-- Given instruction --
Collect each line containing "счета".

-- Raw records --
--------

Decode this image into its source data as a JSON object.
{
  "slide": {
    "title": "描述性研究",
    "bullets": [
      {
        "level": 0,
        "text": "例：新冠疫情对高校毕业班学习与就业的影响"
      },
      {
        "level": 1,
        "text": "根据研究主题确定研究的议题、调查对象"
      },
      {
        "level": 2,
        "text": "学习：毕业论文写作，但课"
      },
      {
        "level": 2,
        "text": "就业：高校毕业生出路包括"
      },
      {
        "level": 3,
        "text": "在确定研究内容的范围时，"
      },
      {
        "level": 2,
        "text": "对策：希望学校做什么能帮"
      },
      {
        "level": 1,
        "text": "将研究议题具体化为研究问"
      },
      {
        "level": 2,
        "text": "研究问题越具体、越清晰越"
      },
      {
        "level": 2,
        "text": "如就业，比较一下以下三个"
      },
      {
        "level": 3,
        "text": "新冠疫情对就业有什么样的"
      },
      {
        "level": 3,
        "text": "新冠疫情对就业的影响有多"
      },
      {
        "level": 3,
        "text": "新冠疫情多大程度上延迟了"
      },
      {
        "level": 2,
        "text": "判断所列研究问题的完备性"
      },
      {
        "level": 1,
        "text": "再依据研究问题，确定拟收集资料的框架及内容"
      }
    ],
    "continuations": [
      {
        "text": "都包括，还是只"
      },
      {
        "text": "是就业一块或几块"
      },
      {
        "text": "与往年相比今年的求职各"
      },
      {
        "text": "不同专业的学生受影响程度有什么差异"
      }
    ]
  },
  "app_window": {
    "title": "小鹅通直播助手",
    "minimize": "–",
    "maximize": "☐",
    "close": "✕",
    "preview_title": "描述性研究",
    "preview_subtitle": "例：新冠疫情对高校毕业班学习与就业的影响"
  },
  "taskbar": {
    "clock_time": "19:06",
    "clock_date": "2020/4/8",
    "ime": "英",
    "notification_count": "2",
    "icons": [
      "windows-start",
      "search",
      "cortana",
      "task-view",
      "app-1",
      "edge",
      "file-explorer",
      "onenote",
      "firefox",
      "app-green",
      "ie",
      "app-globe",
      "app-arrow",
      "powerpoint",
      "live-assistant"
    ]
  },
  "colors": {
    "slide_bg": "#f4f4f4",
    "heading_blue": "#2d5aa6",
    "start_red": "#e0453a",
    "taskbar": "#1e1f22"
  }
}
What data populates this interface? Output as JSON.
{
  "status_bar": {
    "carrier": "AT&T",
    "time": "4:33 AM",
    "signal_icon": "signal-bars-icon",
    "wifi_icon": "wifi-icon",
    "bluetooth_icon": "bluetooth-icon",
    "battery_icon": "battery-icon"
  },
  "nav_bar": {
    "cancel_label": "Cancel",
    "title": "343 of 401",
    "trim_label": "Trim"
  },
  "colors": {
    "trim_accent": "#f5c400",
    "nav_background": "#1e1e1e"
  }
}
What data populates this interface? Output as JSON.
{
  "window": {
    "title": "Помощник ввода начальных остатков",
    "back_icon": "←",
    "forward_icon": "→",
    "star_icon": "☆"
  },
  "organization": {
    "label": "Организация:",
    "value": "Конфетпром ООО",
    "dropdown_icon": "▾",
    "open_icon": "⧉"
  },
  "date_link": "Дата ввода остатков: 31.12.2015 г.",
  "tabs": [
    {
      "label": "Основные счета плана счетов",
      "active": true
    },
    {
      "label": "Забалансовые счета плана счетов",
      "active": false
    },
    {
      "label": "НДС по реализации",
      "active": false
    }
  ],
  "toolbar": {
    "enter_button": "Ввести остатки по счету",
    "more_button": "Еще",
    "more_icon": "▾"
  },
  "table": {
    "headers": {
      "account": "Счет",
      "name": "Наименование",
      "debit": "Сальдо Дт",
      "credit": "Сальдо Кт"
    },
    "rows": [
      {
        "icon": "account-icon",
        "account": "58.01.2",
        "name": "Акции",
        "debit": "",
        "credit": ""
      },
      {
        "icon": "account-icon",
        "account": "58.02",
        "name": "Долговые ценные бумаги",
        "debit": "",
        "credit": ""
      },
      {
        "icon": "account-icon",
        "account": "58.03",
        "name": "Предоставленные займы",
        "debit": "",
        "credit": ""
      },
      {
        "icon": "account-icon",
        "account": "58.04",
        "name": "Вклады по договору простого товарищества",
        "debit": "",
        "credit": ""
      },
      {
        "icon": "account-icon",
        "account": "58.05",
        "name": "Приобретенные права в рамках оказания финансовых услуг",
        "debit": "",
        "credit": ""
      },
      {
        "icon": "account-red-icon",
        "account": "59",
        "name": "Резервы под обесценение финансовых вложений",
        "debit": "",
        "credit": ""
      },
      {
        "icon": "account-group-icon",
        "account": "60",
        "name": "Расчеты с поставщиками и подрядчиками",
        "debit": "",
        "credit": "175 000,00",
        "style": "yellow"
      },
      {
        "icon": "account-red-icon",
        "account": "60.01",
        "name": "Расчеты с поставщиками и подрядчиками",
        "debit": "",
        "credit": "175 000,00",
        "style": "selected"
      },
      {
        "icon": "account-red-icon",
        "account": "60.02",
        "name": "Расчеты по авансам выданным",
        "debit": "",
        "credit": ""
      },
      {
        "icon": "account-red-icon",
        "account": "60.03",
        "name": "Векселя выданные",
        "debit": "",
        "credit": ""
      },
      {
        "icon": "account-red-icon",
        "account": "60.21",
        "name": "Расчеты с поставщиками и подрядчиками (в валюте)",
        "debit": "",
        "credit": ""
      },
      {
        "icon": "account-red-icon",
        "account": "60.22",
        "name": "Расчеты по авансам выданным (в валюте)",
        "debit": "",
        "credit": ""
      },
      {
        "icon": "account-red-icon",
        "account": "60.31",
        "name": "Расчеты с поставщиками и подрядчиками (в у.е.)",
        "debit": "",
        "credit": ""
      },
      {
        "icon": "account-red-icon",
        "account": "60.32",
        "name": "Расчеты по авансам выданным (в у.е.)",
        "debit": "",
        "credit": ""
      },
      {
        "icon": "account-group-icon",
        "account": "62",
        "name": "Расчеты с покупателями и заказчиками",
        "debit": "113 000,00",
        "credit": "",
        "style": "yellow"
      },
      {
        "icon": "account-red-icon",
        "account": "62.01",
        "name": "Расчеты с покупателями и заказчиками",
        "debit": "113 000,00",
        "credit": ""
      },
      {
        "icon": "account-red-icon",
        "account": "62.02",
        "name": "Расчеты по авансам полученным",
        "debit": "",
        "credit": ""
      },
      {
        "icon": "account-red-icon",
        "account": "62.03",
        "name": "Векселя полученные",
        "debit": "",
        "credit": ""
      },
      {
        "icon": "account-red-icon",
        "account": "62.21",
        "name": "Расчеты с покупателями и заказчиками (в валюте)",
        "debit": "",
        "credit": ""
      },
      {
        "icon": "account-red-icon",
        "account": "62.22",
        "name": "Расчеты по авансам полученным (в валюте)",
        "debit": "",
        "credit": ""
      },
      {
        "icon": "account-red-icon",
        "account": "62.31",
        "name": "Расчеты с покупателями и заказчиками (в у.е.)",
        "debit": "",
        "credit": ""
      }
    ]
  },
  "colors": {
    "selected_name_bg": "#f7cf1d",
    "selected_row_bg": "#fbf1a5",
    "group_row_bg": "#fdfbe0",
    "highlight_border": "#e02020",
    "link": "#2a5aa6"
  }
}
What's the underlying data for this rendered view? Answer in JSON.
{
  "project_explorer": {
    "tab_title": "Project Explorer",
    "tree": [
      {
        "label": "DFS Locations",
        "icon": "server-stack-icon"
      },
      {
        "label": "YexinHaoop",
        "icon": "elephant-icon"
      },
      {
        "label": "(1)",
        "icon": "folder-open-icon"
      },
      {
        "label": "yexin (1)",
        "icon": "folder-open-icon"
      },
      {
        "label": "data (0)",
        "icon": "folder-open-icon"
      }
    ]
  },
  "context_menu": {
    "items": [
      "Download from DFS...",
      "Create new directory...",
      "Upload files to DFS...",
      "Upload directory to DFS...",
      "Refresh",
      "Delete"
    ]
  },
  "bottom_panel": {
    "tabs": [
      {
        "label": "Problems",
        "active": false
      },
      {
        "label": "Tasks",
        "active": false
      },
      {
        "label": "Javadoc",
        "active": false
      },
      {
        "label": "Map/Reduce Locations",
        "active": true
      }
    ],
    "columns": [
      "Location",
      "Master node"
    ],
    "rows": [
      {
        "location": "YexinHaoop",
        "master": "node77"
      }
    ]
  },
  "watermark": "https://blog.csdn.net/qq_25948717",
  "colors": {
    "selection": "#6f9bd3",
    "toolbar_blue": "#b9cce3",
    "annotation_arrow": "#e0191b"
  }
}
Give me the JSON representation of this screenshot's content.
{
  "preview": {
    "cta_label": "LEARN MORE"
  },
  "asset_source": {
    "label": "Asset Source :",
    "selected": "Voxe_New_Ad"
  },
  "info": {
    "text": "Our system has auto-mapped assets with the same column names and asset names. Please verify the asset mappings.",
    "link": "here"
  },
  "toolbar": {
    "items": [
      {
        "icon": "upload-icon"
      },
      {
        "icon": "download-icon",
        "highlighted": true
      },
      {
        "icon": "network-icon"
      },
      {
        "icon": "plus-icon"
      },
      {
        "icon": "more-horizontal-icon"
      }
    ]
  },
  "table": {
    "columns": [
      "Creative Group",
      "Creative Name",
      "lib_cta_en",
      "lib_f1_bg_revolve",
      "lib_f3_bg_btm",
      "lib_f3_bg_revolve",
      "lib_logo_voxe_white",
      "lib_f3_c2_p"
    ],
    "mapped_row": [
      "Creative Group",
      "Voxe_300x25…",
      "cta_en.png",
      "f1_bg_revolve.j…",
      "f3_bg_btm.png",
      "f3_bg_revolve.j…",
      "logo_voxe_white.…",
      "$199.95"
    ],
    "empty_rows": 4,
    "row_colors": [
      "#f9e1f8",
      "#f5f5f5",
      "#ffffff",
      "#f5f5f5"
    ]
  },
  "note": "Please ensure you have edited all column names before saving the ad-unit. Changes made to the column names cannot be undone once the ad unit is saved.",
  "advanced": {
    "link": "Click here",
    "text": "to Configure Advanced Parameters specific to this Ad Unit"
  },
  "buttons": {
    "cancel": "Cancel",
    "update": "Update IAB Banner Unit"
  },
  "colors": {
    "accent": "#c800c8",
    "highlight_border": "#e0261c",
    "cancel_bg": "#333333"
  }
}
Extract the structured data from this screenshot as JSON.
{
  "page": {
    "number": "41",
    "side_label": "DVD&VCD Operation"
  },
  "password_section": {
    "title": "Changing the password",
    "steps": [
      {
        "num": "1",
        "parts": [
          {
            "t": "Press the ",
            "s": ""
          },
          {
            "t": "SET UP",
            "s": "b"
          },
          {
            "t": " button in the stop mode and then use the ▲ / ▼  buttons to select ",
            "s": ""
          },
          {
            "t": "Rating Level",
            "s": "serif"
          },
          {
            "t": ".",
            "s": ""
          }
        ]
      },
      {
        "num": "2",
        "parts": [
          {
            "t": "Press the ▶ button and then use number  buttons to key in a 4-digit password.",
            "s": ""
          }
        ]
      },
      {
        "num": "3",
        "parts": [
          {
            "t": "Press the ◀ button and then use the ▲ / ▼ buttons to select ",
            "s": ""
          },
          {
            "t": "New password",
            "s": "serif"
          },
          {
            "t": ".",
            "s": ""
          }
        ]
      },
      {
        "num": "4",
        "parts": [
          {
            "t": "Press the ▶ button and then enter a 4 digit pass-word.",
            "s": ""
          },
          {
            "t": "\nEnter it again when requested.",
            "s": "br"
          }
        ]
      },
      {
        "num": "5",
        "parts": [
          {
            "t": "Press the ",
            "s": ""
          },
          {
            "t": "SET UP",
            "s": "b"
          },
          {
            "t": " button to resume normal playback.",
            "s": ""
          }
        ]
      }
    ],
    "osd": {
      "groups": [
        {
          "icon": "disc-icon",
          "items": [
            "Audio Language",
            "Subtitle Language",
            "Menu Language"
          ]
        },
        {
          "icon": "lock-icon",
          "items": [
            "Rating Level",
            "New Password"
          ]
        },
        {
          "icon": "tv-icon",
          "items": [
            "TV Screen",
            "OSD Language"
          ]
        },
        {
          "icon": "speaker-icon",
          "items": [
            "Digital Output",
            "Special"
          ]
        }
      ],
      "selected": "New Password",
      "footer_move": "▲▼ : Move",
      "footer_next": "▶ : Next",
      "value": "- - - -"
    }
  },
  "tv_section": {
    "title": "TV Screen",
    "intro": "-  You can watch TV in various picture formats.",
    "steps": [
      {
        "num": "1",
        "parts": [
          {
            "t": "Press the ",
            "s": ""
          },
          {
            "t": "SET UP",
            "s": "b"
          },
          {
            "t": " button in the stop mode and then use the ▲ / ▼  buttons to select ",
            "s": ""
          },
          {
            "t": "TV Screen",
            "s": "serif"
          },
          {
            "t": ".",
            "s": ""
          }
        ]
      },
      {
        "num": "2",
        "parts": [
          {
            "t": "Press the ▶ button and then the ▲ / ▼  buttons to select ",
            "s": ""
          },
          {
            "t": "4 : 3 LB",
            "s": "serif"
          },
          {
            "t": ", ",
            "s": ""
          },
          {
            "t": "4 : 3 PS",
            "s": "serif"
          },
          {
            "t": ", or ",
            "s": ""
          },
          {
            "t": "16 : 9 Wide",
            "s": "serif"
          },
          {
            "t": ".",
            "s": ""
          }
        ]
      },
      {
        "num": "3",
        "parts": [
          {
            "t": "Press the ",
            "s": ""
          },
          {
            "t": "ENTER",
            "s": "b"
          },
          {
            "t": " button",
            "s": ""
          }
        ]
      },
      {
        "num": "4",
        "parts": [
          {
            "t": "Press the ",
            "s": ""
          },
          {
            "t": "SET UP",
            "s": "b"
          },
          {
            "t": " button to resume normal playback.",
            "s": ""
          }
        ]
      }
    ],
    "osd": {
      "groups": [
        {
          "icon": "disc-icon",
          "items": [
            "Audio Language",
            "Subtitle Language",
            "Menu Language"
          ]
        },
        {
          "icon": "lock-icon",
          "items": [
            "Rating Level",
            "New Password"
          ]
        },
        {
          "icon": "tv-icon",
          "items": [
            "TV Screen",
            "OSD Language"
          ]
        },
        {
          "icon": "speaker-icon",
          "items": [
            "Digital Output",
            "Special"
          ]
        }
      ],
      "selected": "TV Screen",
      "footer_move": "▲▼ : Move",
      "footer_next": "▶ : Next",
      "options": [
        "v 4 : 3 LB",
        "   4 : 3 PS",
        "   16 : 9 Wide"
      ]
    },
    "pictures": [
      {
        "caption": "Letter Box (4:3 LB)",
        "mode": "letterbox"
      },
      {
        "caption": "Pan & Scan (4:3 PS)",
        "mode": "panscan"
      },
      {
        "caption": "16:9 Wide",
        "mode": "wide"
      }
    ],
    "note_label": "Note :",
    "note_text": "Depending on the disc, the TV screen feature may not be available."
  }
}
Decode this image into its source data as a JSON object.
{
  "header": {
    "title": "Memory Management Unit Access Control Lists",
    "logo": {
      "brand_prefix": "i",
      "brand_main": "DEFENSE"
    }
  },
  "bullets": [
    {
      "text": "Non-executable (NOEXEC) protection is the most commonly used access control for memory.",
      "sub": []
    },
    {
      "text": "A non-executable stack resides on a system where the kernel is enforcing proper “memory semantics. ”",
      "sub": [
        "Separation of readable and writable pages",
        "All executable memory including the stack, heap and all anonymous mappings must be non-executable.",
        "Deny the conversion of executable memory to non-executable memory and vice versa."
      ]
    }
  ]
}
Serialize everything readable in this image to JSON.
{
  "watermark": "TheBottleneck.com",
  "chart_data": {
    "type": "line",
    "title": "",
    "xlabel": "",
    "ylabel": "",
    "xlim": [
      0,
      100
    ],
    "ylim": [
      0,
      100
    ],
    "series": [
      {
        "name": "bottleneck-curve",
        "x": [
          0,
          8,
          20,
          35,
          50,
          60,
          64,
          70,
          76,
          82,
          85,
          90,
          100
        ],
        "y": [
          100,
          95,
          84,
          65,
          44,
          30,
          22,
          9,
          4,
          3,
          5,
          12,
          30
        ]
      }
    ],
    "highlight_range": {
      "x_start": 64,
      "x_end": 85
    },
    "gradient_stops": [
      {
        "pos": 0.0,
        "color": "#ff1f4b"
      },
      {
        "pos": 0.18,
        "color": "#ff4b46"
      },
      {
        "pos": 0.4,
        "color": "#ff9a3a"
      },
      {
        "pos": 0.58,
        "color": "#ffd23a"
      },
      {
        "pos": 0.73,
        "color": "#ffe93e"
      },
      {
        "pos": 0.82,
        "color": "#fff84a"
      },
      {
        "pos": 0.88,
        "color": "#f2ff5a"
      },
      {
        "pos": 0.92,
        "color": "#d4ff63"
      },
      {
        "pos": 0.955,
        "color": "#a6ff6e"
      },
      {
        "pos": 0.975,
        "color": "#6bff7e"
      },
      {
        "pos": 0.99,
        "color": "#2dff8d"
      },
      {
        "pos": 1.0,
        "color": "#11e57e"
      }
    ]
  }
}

--------

-- Response to the exercise --
      "label": "Основные счета плана счетов",
      "label": "Забалансовые счета плана счетов",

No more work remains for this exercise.